* _Stated task_: Return all lines from the listing below in which the string "Consulta" occurs.

[Collection entries]
:::
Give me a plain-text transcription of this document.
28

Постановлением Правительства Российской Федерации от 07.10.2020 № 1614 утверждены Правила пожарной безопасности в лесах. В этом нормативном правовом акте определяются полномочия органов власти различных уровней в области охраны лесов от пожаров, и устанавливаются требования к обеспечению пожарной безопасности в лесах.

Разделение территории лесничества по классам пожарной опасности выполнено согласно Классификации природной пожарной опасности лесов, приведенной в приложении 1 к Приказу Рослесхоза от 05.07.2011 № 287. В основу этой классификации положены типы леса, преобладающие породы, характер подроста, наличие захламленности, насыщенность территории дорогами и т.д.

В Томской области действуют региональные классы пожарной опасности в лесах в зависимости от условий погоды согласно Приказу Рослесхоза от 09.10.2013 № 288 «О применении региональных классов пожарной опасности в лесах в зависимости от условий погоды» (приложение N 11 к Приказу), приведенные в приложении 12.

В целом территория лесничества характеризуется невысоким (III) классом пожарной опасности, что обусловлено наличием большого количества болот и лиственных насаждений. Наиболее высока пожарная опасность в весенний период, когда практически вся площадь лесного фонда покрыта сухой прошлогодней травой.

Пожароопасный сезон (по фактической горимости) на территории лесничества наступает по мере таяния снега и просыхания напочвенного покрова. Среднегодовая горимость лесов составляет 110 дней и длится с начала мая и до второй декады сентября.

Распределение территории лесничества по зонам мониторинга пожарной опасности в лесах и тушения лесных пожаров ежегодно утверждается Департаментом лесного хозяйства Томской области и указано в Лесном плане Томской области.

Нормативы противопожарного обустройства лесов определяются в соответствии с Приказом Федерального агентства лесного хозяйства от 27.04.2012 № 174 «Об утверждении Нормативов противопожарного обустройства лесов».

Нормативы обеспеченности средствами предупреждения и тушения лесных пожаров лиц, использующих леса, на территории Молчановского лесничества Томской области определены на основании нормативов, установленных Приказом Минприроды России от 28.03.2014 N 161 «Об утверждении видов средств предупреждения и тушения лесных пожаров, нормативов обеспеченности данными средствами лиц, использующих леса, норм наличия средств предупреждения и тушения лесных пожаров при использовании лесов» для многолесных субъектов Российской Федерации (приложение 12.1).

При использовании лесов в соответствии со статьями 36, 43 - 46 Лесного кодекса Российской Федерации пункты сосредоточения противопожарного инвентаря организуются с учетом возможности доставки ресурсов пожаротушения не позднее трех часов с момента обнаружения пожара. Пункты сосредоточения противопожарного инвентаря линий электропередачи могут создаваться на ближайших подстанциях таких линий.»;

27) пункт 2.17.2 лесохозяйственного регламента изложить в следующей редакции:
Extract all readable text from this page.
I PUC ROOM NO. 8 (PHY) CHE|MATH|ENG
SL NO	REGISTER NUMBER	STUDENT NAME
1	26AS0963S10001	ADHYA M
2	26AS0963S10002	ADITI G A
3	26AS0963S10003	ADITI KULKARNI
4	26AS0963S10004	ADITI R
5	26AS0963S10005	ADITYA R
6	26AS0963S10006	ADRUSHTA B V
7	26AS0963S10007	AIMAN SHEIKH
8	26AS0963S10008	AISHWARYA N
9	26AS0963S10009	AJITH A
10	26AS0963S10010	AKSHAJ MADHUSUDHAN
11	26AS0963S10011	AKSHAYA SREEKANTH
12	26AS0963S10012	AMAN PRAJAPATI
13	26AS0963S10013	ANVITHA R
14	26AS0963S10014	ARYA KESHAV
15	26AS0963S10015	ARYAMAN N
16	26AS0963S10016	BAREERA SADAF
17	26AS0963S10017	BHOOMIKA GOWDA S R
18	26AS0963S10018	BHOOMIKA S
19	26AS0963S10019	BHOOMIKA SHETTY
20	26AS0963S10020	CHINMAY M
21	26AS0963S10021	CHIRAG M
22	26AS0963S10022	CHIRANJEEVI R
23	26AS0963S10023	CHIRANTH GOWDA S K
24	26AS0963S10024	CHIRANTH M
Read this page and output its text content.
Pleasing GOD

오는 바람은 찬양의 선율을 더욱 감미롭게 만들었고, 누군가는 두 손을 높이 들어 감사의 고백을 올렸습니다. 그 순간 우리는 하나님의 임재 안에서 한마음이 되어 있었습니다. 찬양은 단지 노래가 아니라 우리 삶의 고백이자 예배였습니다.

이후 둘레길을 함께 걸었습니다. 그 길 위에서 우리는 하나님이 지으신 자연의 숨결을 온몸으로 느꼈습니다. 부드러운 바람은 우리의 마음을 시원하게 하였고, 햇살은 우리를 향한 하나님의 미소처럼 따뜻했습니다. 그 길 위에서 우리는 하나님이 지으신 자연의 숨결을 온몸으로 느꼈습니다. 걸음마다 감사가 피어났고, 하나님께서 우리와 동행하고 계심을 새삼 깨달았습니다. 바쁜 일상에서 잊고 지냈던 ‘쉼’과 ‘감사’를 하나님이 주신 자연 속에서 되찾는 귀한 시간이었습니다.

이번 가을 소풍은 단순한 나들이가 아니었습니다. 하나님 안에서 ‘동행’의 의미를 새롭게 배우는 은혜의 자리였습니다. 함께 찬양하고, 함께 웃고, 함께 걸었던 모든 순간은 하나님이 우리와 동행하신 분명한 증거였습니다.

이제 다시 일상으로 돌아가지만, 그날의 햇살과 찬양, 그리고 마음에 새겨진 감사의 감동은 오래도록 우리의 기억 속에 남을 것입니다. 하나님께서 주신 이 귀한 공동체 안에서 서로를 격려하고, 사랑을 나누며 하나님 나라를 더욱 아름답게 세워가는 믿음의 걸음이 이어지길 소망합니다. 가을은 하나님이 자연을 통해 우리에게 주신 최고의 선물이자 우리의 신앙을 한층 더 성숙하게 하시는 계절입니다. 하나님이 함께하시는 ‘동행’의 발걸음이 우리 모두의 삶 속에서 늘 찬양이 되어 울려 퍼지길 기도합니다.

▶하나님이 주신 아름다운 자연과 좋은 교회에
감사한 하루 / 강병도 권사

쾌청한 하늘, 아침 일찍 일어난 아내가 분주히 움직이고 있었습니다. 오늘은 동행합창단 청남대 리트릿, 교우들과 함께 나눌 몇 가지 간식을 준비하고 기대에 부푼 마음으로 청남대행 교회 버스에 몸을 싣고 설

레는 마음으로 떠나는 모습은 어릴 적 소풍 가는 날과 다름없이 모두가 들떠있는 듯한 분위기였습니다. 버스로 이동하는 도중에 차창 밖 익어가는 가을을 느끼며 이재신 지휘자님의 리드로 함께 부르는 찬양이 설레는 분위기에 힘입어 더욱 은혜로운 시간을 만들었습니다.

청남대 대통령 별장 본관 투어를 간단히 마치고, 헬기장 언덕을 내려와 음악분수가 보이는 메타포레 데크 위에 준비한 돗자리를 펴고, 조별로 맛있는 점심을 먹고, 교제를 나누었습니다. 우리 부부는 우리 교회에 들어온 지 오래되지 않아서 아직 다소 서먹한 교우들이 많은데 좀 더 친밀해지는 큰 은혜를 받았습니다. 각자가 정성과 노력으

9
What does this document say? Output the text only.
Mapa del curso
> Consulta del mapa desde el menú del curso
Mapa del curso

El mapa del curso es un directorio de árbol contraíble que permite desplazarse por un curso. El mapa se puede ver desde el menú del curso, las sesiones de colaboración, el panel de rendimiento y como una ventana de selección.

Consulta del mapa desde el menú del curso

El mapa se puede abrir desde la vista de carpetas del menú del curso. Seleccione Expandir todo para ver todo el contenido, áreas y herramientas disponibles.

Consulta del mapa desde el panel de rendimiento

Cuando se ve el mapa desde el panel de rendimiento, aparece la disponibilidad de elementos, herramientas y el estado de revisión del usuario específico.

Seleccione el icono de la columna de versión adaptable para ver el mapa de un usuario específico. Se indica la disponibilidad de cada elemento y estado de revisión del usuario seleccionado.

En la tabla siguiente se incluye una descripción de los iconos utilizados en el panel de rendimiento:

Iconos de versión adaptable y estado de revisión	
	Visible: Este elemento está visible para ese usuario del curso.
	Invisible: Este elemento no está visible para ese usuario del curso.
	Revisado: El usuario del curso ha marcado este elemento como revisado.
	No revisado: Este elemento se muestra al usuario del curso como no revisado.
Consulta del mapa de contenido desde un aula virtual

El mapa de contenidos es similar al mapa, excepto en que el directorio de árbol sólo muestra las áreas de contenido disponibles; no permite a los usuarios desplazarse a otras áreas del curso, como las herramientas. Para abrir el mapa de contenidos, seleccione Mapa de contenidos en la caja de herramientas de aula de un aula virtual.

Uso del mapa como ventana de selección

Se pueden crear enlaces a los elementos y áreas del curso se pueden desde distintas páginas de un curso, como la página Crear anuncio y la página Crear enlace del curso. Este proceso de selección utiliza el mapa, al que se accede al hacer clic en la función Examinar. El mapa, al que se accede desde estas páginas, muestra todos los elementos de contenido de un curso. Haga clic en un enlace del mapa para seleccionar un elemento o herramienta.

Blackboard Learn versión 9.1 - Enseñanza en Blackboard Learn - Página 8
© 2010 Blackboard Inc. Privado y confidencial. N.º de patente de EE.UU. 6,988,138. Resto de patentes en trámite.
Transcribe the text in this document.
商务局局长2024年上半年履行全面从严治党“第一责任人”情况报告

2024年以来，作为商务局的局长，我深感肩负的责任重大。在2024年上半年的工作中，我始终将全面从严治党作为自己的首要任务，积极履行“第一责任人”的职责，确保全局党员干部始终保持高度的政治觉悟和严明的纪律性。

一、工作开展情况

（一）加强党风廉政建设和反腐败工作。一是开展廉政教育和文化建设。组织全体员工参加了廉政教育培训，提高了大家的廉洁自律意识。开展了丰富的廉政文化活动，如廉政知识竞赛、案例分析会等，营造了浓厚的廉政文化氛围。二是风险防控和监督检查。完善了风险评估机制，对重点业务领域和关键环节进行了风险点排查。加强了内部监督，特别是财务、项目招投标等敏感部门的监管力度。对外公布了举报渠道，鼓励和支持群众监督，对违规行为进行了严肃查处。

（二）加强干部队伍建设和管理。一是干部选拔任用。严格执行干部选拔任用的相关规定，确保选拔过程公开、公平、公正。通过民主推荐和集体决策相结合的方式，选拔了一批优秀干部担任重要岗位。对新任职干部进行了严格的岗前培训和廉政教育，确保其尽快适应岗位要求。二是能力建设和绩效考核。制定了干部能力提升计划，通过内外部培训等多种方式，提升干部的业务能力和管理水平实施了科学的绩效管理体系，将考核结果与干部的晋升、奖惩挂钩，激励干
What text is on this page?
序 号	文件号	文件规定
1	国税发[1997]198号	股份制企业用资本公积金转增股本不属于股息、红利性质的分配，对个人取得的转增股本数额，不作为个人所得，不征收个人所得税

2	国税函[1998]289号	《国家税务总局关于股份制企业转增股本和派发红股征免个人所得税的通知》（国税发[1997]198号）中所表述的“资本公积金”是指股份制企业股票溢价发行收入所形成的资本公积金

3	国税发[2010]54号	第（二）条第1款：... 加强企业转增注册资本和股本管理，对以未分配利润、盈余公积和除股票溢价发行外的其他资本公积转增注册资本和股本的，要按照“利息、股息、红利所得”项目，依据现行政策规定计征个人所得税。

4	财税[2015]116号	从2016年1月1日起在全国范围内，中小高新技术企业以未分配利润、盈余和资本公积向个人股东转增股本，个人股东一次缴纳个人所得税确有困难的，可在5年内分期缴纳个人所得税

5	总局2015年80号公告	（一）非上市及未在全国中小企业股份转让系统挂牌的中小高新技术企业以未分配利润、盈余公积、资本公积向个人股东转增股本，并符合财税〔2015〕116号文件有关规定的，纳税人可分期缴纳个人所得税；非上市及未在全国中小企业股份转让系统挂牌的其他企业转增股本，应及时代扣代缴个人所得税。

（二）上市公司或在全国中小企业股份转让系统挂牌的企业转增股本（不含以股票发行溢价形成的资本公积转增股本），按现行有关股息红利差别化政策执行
:::
* _Result of this exercise_:
> Consulta del mapa desde el menú del curso
Consulta del mapa desde el menú del curso
Consulta del mapa desde el panel de rendimiento
Consulta del mapa de contenido desde un aula virtual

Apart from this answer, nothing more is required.